═══ SOURCE DATA ═══
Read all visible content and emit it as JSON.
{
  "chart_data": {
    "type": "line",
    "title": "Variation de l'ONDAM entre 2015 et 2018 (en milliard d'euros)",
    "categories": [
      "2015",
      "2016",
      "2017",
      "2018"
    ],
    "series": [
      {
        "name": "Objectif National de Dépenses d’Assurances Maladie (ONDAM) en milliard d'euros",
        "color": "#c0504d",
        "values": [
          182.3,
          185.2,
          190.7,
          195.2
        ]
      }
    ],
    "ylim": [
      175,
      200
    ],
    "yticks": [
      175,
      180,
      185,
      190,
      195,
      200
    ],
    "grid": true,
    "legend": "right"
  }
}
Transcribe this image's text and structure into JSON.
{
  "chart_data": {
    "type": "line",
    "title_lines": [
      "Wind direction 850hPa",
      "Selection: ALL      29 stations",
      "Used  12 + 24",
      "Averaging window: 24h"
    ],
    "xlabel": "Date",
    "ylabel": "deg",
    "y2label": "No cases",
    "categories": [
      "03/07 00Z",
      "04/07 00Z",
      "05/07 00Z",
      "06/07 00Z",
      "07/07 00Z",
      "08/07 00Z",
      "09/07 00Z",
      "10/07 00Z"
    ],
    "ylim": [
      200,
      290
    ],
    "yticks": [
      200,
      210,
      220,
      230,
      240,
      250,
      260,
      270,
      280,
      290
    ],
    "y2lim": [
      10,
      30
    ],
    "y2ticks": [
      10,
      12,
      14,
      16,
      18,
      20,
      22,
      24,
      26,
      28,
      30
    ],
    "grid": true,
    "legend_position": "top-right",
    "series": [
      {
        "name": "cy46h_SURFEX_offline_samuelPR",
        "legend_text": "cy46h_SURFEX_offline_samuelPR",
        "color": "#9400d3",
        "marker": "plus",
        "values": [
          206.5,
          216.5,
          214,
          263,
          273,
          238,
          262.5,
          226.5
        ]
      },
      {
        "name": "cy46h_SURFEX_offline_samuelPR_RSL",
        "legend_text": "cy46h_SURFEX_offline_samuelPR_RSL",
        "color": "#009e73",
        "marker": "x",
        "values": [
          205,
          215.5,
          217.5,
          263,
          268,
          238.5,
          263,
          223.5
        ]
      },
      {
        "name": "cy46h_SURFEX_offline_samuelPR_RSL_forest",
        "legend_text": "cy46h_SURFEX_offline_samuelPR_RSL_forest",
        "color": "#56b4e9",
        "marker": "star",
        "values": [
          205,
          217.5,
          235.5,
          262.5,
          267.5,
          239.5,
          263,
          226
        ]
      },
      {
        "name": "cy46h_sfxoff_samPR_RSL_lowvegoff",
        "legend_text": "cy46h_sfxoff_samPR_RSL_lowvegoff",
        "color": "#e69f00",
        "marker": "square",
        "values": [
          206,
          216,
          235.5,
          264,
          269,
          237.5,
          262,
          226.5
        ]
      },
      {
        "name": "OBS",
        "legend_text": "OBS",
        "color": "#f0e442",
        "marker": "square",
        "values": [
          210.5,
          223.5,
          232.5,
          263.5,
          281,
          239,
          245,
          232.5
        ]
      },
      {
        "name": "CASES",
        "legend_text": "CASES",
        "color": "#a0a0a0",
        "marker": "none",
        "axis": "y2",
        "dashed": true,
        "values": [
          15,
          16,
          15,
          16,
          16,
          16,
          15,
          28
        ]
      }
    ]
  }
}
═══
PROBLEM DESCRIPTION: Look through the records and gather every line containing "ONDAM".

THE RESULT:
    "title": "Variation de l'ONDAM entre 2015 et 2018 (en milliard d'euros)",
        "name": "Objectif National de Dépenses d’Assurances Maladie (ONDAM) en milliard d'euros",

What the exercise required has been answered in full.